ENTRIES SUPPLIED:

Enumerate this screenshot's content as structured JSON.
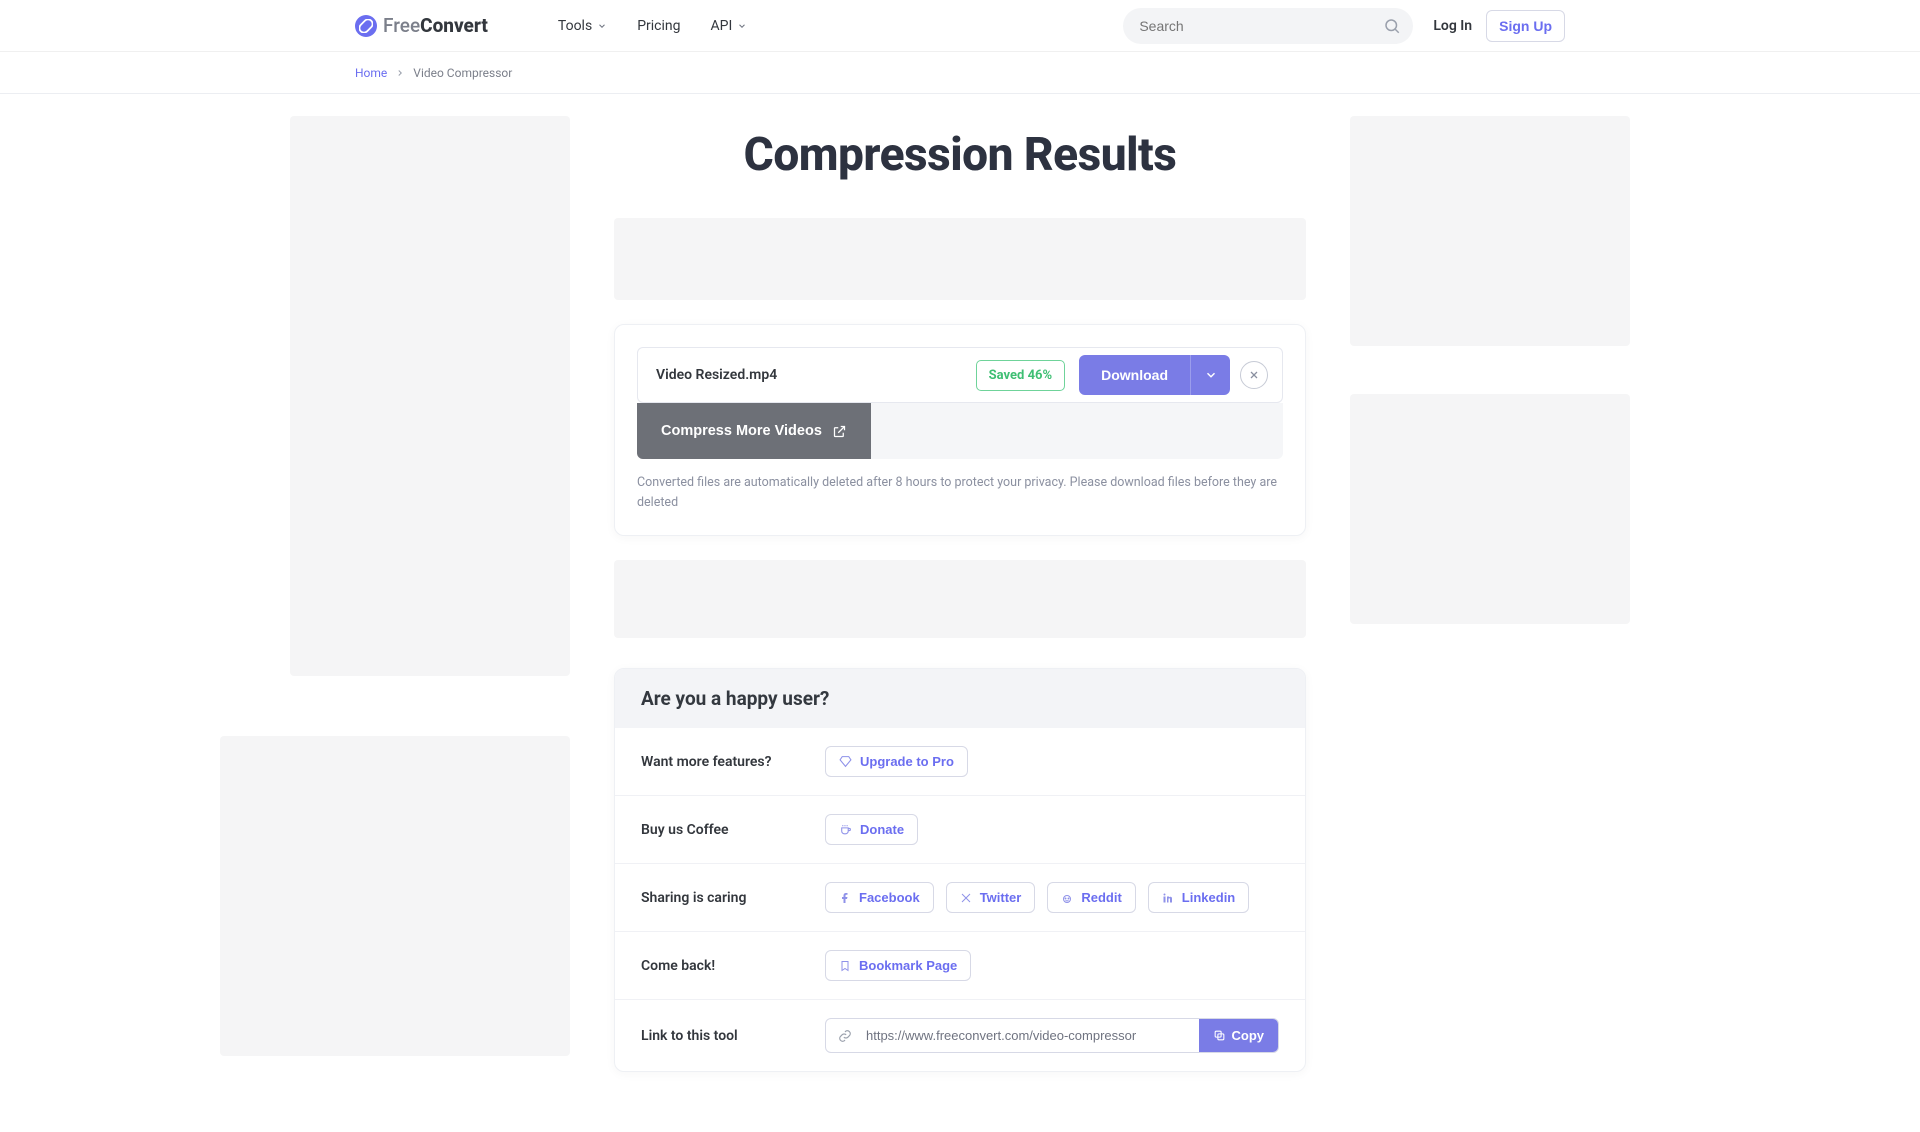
{
  "header": {
    "logo_free": "Free",
    "logo_convert": "Convert",
    "nav": {
      "tools": "Tools",
      "pricing": "Pricing",
      "api": "API"
    },
    "search_placeholder": "Search",
    "login": "Log In",
    "signup": "Sign Up"
  },
  "breadcrumb": {
    "home": "Home",
    "current": "Video Compressor"
  },
  "page": {
    "title": "Compression Results"
  },
  "result": {
    "file_name": "Video Resized.mp4",
    "saved_badge": "Saved 46%",
    "download": "Download",
    "compress_more": "Compress More Videos",
    "privacy_note": "Converted files are automatically deleted after 8 hours to protect your privacy. Please download files before they are deleted"
  },
  "happy": {
    "header": "Are you a happy user?",
    "rows": {
      "features": {
        "label": "Want more features?",
        "cta": "Upgrade to Pro"
      },
      "coffee": {
        "label": "Buy us Coffee",
        "cta": "Donate"
      },
      "sharing": {
        "label": "Sharing is caring",
        "facebook": "Facebook",
        "twitter": "Twitter",
        "reddit": "Reddit",
        "linkedin": "Linkedin"
      },
      "comeback": {
        "label": "Come back!",
        "cta": "Bookmark Page"
      },
      "link": {
        "label": "Link to this tool",
        "url": "https://www.freeconvert.com/video-compressor",
        "copy": "Copy"
      }
    }
  },
  "colors": {
    "accent": "#7a7ce6",
    "success": "#3fbf74"
  }
}
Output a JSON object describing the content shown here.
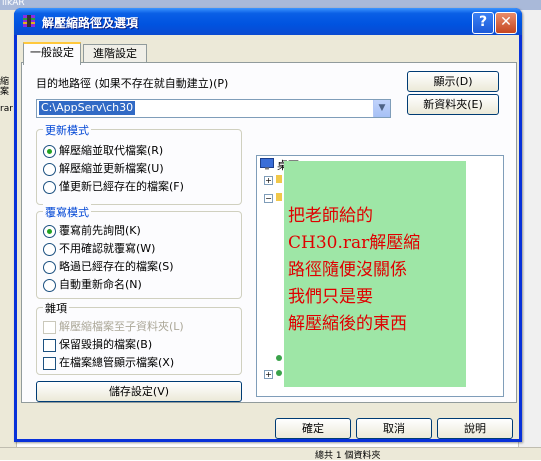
{
  "background_app": {
    "title_fragment": "likAR",
    "left_fragments": [
      "縮",
      "案",
      "rar"
    ],
    "status_fragment": "總共 1 個資料夾"
  },
  "dialog": {
    "title": "解壓縮路徑及選項",
    "help_symbol": "?",
    "close_symbol": "✕",
    "tabs": [
      {
        "label": "一般設定",
        "active": true
      },
      {
        "label": "進階設定",
        "active": false
      }
    ],
    "destination": {
      "label": "目的地路徑 (如果不存在就自動建立)(P)",
      "value": "C:\\AppServ\\ch30",
      "combo_arrow": "▼"
    },
    "show_button": "顯示(D)",
    "new_folder_button": "新資料夾(E)",
    "update_mode": {
      "title": "更新模式",
      "options": [
        {
          "label": "解壓縮並取代檔案(R)",
          "selected": true
        },
        {
          "label": "解壓縮並更新檔案(U)",
          "selected": false
        },
        {
          "label": "僅更新已經存在的檔案(F)",
          "selected": false
        }
      ]
    },
    "overwrite_mode": {
      "title": "覆寫模式",
      "options": [
        {
          "label": "覆寫前先詢問(K)",
          "selected": true
        },
        {
          "label": "不用確認就覆寫(W)",
          "selected": false
        },
        {
          "label": "略過已經存在的檔案(S)",
          "selected": false
        },
        {
          "label": "自動重新命名(N)",
          "selected": false
        }
      ]
    },
    "misc": {
      "title": "雜項",
      "options": [
        {
          "label": "解壓縮檔案至子資料夾(L)",
          "checked": false,
          "disabled": true
        },
        {
          "label": "保留毀損的檔案(B)",
          "checked": false,
          "disabled": false
        },
        {
          "label": "在檔案總管顯示檔案(X)",
          "checked": false,
          "disabled": false
        }
      ]
    },
    "save_settings_button": "儲存設定(V)",
    "tree": {
      "root_label": "桌面",
      "expander_plus": "+",
      "expander_minus": "−"
    },
    "note_lines": [
      "把老師給的",
      "CH30.rar解壓縮",
      "路徑隨便沒關係",
      "我們只是要",
      "解壓縮後的東西"
    ],
    "ok_button": "確定",
    "cancel_button": "取消",
    "help_button": "說明"
  },
  "colors": {
    "titlebar": "#0053e0",
    "note_background": "#9ee6a6",
    "note_text": "#e00000",
    "group_title": "#0046d5"
  }
}
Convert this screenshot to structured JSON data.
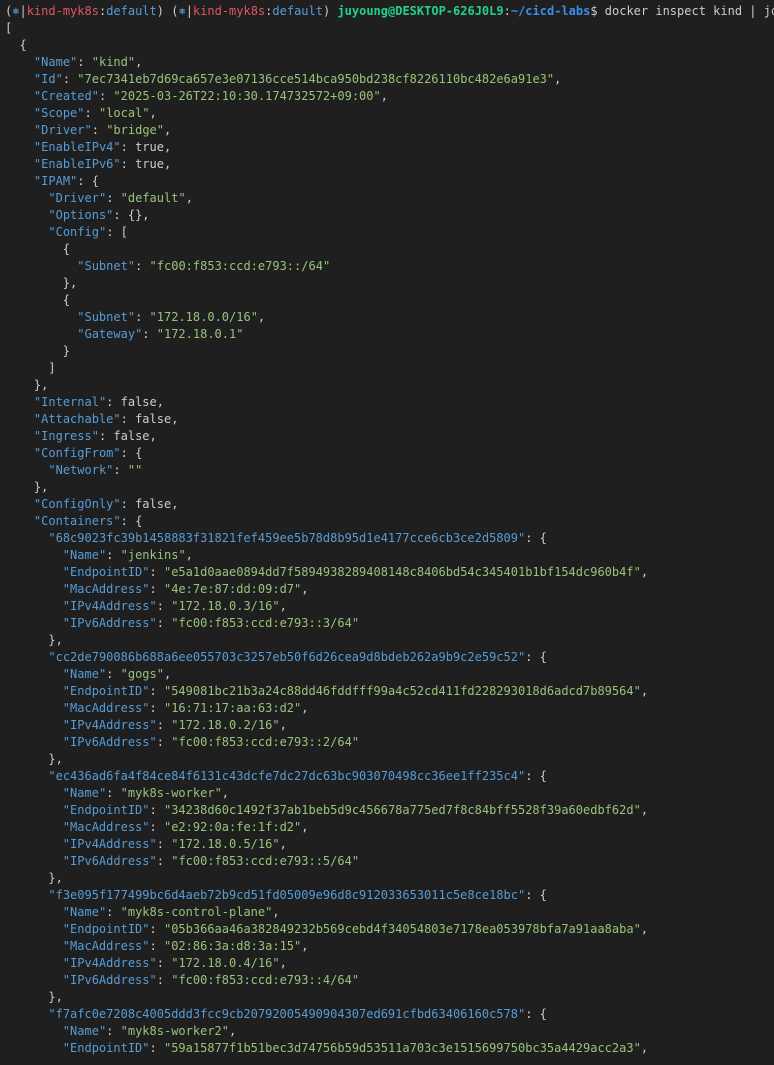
{
  "prompt": {
    "context_symbol": "⎈",
    "context_name": "kind-myk8s",
    "context_namespace": "default",
    "user_host": "juyoung@DESKTOP-626J0L9",
    "path": "~/cicd-labs",
    "command": "docker inspect kind | jq"
  },
  "output": [
    {
      "indent": 0,
      "text": "["
    },
    {
      "indent": 1,
      "text": "{"
    },
    {
      "indent": 2,
      "key": "Name",
      "str": "kind",
      "tail": ","
    },
    {
      "indent": 2,
      "key": "Id",
      "str": "7ec7341eb7d69ca657e3e07136cce514bca950bd238cf8226110bc482e6a91e3",
      "tail": ","
    },
    {
      "indent": 2,
      "key": "Created",
      "str": "2025-03-26T22:10:30.174732572+09:00",
      "tail": ","
    },
    {
      "indent": 2,
      "key": "Scope",
      "str": "local",
      "tail": ","
    },
    {
      "indent": 2,
      "key": "Driver",
      "str": "bridge",
      "tail": ","
    },
    {
      "indent": 2,
      "key": "EnableIPv4",
      "val": "true",
      "tail": ","
    },
    {
      "indent": 2,
      "key": "EnableIPv6",
      "val": "true",
      "tail": ","
    },
    {
      "indent": 2,
      "key": "IPAM",
      "val": "{"
    },
    {
      "indent": 3,
      "key": "Driver",
      "str": "default",
      "tail": ","
    },
    {
      "indent": 3,
      "key": "Options",
      "val": "{},"
    },
    {
      "indent": 3,
      "key": "Config",
      "val": "["
    },
    {
      "indent": 4,
      "text": "{"
    },
    {
      "indent": 5,
      "key": "Subnet",
      "str": "fc00:f853:ccd:e793::/64"
    },
    {
      "indent": 4,
      "text": "},"
    },
    {
      "indent": 4,
      "text": "{"
    },
    {
      "indent": 5,
      "key": "Subnet",
      "str": "172.18.0.0/16",
      "tail": ","
    },
    {
      "indent": 5,
      "key": "Gateway",
      "str": "172.18.0.1"
    },
    {
      "indent": 4,
      "text": "}"
    },
    {
      "indent": 3,
      "text": "]"
    },
    {
      "indent": 2,
      "text": "},"
    },
    {
      "indent": 2,
      "key": "Internal",
      "val": "false",
      "tail": ","
    },
    {
      "indent": 2,
      "key": "Attachable",
      "val": "false",
      "tail": ","
    },
    {
      "indent": 2,
      "key": "Ingress",
      "val": "false",
      "tail": ","
    },
    {
      "indent": 2,
      "key": "ConfigFrom",
      "val": "{"
    },
    {
      "indent": 3,
      "key": "Network",
      "str": ""
    },
    {
      "indent": 2,
      "text": "},"
    },
    {
      "indent": 2,
      "key": "ConfigOnly",
      "val": "false",
      "tail": ","
    },
    {
      "indent": 2,
      "key": "Containers",
      "val": "{"
    },
    {
      "indent": 3,
      "key": "68c9023fc39b1458883f31821fef459ee5b78d8b95d1e4177cce6cb3ce2d5809",
      "val": "{"
    },
    {
      "indent": 4,
      "key": "Name",
      "str": "jenkins",
      "tail": ","
    },
    {
      "indent": 4,
      "key": "EndpointID",
      "str": "e5a1d0aae0894dd7f5894938289408148c8406bd54c345401b1bf154dc960b4f",
      "tail": ","
    },
    {
      "indent": 4,
      "key": "MacAddress",
      "str": "4e:7e:87:dd:09:d7",
      "tail": ","
    },
    {
      "indent": 4,
      "key": "IPv4Address",
      "str": "172.18.0.3/16",
      "tail": ","
    },
    {
      "indent": 4,
      "key": "IPv6Address",
      "str": "fc00:f853:ccd:e793::3/64"
    },
    {
      "indent": 3,
      "text": "},"
    },
    {
      "indent": 3,
      "key": "cc2de790086b688a6ee055703c3257eb50f6d26cea9d8bdeb262a9b9c2e59c52",
      "val": "{"
    },
    {
      "indent": 4,
      "key": "Name",
      "str": "gogs",
      "tail": ","
    },
    {
      "indent": 4,
      "key": "EndpointID",
      "str": "549081bc21b3a24c88dd46fddfff99a4c52cd411fd228293018d6adcd7b89564",
      "tail": ","
    },
    {
      "indent": 4,
      "key": "MacAddress",
      "str": "16:71:17:aa:63:d2",
      "tail": ","
    },
    {
      "indent": 4,
      "key": "IPv4Address",
      "str": "172.18.0.2/16",
      "tail": ","
    },
    {
      "indent": 4,
      "key": "IPv6Address",
      "str": "fc00:f853:ccd:e793::2/64"
    },
    {
      "indent": 3,
      "text": "},"
    },
    {
      "indent": 3,
      "key": "ec436ad6fa4f84ce84f6131c43dcfe7dc27dc63bc903070498cc36ee1ff235c4",
      "val": "{"
    },
    {
      "indent": 4,
      "key": "Name",
      "str": "myk8s-worker",
      "tail": ","
    },
    {
      "indent": 4,
      "key": "EndpointID",
      "str": "34238d60c1492f37ab1beb5d9c456678a775ed7f8c84bff5528f39a60edbf62d",
      "tail": ","
    },
    {
      "indent": 4,
      "key": "MacAddress",
      "str": "e2:92:0a:fe:1f:d2",
      "tail": ","
    },
    {
      "indent": 4,
      "key": "IPv4Address",
      "str": "172.18.0.5/16",
      "tail": ","
    },
    {
      "indent": 4,
      "key": "IPv6Address",
      "str": "fc00:f853:ccd:e793::5/64"
    },
    {
      "indent": 3,
      "text": "},"
    },
    {
      "indent": 3,
      "key": "f3e095f177499bc6d4aeb72b9cd51fd05009e96d8c912033653011c5e8ce18bc",
      "val": "{"
    },
    {
      "indent": 4,
      "key": "Name",
      "str": "myk8s-control-plane",
      "tail": ","
    },
    {
      "indent": 4,
      "key": "EndpointID",
      "str": "05b366aa46a382849232b569cebd4f34054803e7178ea053978bfa7a91aa8aba",
      "tail": ","
    },
    {
      "indent": 4,
      "key": "MacAddress",
      "str": "02:86:3a:d8:3a:15",
      "tail": ","
    },
    {
      "indent": 4,
      "key": "IPv4Address",
      "str": "172.18.0.4/16",
      "tail": ","
    },
    {
      "indent": 4,
      "key": "IPv6Address",
      "str": "fc00:f853:ccd:e793::4/64"
    },
    {
      "indent": 3,
      "text": "},"
    },
    {
      "indent": 3,
      "key": "f7afc0e7208c4005ddd3fcc9cb20792005490904307ed691cfbd63406160c578",
      "val": "{"
    },
    {
      "indent": 4,
      "key": "Name",
      "str": "myk8s-worker2",
      "tail": ","
    },
    {
      "indent": 4,
      "key": "EndpointID",
      "str": "59a15877f1b51bec3d74756b59d53511a703c3e1515699750bc35a4429acc2a3",
      "tail": ","
    }
  ]
}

PROBLEM REQUIREMENTS: Say the number of lines in the listing that hold "default", with no added words.

SOLUTION TO THIS EXERCISE: 2